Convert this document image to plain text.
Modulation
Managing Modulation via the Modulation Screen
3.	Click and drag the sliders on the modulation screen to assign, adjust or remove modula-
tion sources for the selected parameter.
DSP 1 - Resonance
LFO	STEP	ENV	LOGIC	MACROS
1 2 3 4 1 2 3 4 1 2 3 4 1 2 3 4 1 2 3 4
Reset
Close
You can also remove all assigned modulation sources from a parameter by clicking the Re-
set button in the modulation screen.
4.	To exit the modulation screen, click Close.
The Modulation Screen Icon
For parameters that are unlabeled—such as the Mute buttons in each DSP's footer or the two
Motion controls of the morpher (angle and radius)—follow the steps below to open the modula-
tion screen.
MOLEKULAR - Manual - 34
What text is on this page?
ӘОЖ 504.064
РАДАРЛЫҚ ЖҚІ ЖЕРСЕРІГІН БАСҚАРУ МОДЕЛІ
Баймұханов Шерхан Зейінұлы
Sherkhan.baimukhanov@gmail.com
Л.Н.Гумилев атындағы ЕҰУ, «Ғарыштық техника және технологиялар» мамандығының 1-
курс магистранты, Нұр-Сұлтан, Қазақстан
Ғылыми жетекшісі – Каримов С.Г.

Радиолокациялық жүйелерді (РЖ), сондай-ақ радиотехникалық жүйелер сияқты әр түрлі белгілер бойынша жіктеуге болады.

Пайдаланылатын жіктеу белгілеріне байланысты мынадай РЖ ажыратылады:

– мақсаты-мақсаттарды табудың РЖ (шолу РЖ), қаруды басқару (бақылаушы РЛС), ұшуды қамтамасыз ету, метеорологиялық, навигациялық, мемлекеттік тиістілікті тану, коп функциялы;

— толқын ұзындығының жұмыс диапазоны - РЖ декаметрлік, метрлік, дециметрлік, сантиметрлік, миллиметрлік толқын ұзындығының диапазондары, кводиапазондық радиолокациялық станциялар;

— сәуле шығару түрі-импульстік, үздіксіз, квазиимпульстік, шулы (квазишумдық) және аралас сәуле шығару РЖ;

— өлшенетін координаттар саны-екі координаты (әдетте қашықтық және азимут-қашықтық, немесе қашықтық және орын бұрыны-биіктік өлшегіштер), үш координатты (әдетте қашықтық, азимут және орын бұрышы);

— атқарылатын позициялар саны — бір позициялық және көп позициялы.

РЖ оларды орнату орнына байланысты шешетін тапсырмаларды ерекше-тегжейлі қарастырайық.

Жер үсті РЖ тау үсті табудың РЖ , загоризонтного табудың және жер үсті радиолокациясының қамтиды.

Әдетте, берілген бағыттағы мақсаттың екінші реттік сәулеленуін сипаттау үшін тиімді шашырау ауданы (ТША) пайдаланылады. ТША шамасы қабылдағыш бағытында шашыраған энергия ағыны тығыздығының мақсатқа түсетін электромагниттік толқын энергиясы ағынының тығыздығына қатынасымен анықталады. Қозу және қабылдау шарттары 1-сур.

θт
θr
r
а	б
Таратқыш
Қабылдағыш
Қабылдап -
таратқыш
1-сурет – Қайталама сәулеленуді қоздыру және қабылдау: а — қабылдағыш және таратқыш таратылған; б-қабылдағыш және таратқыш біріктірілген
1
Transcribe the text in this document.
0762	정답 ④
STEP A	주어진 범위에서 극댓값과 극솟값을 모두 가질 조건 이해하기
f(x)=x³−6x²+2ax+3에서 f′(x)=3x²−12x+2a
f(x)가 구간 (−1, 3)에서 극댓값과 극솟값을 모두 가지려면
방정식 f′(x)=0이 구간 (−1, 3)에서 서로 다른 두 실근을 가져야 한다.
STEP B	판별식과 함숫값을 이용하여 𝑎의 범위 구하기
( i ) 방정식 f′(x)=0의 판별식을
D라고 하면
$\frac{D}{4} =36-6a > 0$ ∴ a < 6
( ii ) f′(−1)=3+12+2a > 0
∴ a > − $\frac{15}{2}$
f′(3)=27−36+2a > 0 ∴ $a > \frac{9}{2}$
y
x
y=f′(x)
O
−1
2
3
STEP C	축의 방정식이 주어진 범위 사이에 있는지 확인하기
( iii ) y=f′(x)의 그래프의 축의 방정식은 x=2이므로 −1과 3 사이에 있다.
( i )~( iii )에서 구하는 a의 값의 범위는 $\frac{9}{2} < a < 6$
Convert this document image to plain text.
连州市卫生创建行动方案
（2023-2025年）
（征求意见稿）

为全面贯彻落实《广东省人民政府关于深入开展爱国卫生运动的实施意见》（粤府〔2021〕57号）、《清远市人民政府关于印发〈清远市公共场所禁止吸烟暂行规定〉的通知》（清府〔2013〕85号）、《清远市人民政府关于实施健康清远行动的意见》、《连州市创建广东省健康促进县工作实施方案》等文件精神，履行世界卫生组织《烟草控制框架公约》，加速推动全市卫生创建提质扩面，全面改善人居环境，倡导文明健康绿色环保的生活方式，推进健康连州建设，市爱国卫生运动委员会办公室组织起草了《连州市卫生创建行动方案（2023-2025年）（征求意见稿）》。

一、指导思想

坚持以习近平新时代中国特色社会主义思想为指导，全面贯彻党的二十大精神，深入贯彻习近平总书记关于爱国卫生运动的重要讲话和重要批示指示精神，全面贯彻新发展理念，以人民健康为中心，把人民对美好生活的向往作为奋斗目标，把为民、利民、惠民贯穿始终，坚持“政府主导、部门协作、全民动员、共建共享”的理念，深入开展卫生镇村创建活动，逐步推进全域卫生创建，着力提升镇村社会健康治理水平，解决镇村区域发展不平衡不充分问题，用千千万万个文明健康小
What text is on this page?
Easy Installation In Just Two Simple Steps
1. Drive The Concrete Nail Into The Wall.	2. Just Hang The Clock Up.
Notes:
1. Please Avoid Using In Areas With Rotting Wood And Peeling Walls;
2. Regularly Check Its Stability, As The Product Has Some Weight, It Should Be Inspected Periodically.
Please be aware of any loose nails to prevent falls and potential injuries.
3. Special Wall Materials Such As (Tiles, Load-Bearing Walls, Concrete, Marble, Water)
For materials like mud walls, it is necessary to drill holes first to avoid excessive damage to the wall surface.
============
■ **PROBLEM REQUIREMENTS**: Write out every line of the preceding listing that contains "толқын".

■ **SOLUTION TO THIS PROBLEM**:
— толқын ұзындығының жұмыс диапазоны - РЖ декаметрлік, метрлік, дециметрлік, сантиметрлік, миллиметрлік толқын ұзындығының диапазондары, кводиапазондық радиолокациялық станциялар;
Әдетте, берілген бағыттағы мақсаттың екінші реттік сәулеленуін сипаттау үшін тиімді шашырау ауданы (ТША) пайдаланылады. ТША шамасы қабылдағыш бағытында шашыраған энергия ағыны тығыздығының мақсатқа түсетін электромагниттік толқын энергиясы ағынының тығыздығына қатынасымен анықталады. Қозу және қабылдау шарттары 1-сур.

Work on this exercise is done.